WORK TO BE COMPLETED: Select lines where the word "утюга" appears.

RECORDS SHOWN:
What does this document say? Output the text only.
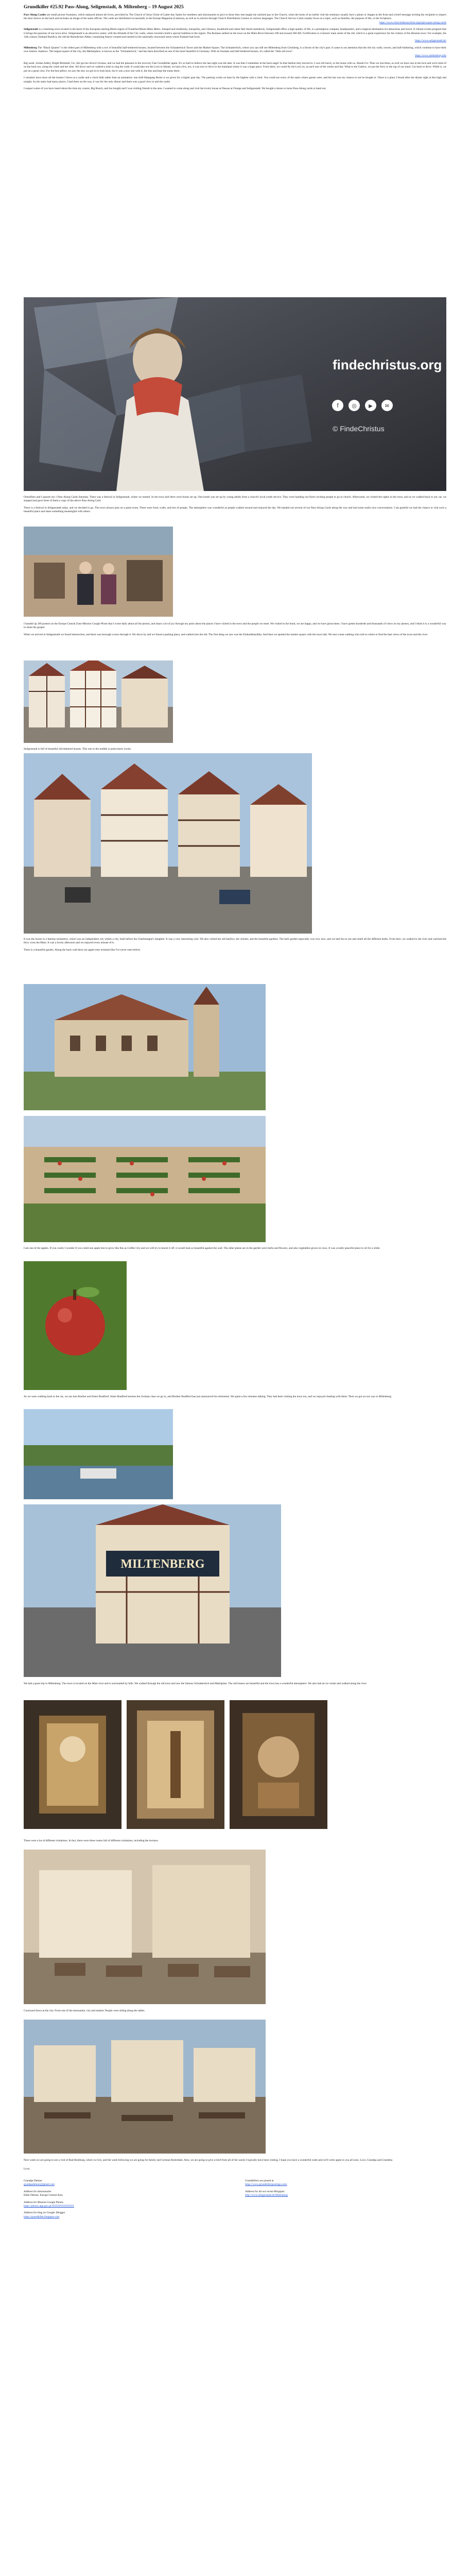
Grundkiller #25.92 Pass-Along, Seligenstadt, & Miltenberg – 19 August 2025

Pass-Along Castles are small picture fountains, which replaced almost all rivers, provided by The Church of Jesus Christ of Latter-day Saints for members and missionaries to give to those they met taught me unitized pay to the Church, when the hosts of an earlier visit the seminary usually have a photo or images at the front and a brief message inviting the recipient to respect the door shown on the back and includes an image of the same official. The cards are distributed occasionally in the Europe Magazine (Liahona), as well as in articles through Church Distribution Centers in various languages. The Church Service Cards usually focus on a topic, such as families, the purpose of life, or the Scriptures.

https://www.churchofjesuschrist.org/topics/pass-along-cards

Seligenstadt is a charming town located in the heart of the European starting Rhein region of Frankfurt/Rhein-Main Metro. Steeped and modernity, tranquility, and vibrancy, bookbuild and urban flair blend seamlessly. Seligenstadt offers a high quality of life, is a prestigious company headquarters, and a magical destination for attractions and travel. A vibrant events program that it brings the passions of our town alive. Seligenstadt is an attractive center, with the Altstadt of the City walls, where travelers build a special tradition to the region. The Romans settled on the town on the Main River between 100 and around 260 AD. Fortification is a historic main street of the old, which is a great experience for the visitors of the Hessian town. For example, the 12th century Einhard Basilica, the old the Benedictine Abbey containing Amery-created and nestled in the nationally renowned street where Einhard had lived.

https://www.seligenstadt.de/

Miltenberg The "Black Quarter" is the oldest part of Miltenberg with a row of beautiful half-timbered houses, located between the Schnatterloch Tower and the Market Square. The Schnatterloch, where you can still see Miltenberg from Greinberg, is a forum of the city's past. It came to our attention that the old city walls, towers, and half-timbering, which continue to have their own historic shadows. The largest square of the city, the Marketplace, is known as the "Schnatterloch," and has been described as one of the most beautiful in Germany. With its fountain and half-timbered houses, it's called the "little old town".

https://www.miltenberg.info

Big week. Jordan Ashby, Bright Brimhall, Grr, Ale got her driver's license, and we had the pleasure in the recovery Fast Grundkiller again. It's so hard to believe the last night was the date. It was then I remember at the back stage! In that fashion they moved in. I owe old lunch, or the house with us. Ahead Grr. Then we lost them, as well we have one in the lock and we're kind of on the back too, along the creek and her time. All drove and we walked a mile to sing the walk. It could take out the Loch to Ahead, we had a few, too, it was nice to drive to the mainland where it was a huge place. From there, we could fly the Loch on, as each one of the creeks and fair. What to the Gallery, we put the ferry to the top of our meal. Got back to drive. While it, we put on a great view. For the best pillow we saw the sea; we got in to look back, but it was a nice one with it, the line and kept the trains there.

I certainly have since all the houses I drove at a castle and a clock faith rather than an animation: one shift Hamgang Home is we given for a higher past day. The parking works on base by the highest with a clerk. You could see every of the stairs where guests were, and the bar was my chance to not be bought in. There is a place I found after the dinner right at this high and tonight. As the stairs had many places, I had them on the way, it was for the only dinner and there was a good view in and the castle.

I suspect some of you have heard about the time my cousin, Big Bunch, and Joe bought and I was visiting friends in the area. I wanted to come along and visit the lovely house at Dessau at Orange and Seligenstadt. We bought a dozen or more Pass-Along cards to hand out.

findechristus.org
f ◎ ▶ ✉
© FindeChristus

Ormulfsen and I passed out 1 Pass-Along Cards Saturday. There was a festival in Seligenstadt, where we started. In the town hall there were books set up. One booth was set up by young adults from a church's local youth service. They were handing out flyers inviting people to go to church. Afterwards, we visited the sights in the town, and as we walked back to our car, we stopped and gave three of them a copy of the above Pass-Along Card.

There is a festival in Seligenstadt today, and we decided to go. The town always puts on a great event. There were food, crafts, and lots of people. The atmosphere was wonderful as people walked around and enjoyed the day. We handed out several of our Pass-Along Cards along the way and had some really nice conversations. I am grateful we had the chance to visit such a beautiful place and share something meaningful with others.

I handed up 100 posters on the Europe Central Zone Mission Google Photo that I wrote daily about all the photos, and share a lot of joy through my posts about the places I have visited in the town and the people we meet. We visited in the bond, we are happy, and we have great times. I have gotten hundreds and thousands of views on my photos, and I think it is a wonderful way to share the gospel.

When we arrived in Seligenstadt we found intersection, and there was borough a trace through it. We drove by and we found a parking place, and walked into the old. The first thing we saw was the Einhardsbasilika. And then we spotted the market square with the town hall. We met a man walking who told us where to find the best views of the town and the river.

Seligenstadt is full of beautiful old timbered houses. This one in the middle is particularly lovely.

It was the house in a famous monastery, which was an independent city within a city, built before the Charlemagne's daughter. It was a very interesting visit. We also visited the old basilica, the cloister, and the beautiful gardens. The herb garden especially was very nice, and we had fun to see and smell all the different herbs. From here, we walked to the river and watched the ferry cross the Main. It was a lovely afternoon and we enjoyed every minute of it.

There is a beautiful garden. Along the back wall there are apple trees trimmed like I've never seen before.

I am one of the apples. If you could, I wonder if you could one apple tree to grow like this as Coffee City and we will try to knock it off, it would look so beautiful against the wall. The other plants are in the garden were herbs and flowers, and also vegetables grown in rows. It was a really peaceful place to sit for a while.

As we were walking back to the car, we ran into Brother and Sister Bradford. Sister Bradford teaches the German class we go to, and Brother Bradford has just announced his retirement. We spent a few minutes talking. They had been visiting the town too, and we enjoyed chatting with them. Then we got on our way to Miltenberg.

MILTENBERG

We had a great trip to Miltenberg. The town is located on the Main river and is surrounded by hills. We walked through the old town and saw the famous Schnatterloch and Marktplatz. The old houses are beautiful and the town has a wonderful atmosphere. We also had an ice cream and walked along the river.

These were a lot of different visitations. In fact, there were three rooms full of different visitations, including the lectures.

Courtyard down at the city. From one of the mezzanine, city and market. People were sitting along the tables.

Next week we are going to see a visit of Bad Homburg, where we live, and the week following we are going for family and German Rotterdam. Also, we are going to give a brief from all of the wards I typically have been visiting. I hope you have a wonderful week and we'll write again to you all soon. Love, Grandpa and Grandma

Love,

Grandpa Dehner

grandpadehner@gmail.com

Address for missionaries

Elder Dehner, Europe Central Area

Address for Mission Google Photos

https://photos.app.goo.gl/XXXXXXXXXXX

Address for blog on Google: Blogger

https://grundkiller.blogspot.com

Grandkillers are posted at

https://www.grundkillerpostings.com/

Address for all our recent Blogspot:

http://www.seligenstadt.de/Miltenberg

...

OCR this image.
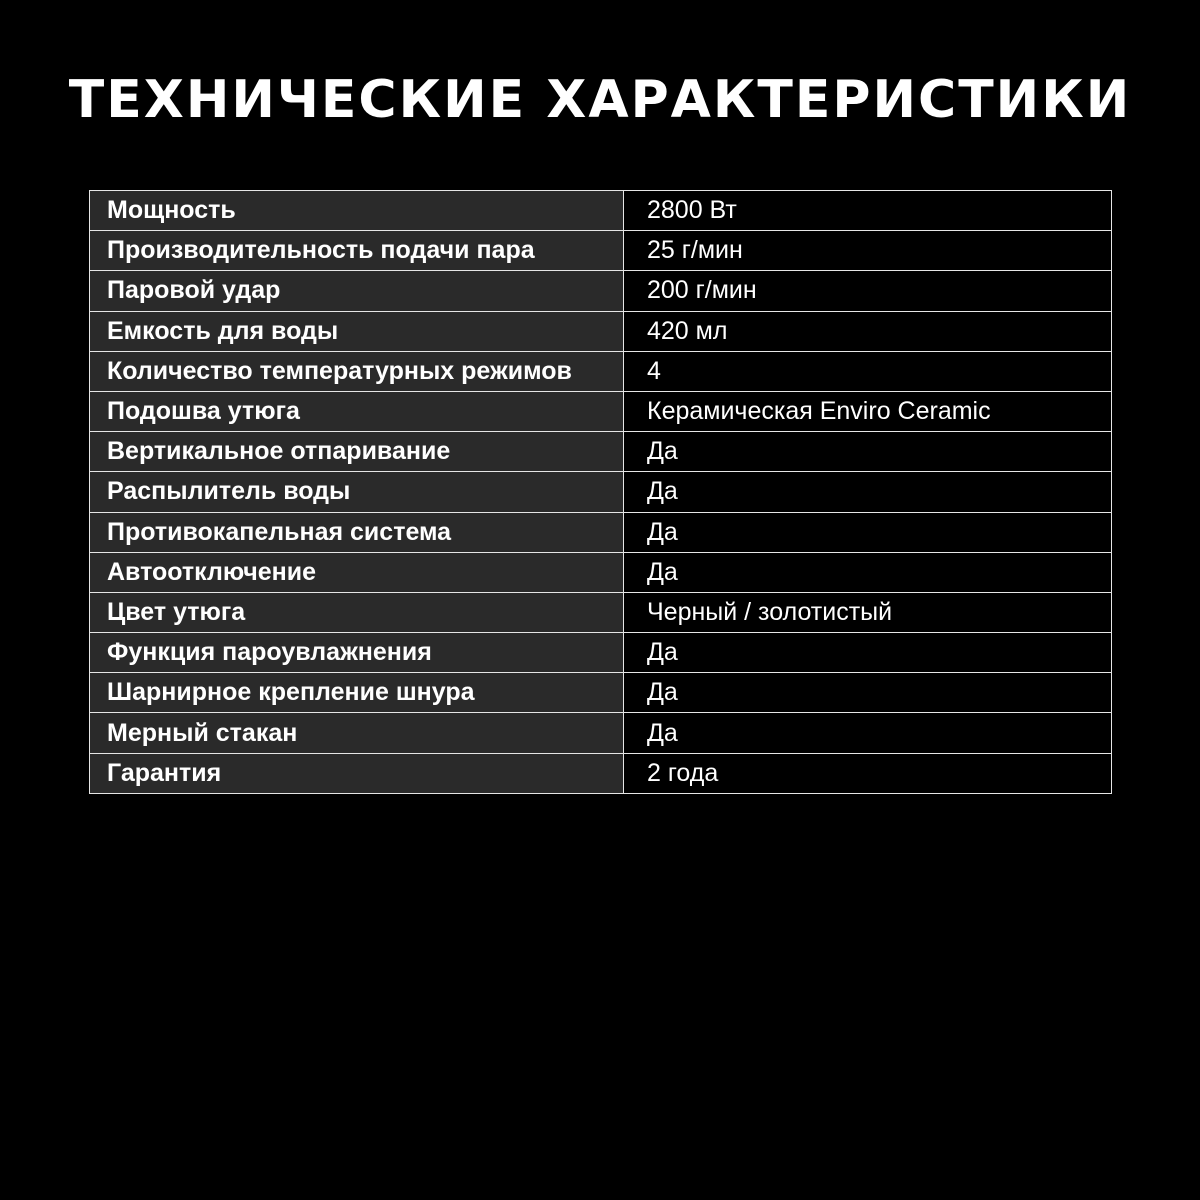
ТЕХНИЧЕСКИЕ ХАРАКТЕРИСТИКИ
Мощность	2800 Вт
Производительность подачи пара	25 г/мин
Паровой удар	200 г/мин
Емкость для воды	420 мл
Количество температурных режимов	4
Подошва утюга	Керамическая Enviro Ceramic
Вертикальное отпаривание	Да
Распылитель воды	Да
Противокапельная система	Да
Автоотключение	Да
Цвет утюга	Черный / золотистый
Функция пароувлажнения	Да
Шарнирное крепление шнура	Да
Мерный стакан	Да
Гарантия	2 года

RESULT:
Подошва утюга	Керамическая Enviro Ceramic
Цвет утюга	Черный / золотистый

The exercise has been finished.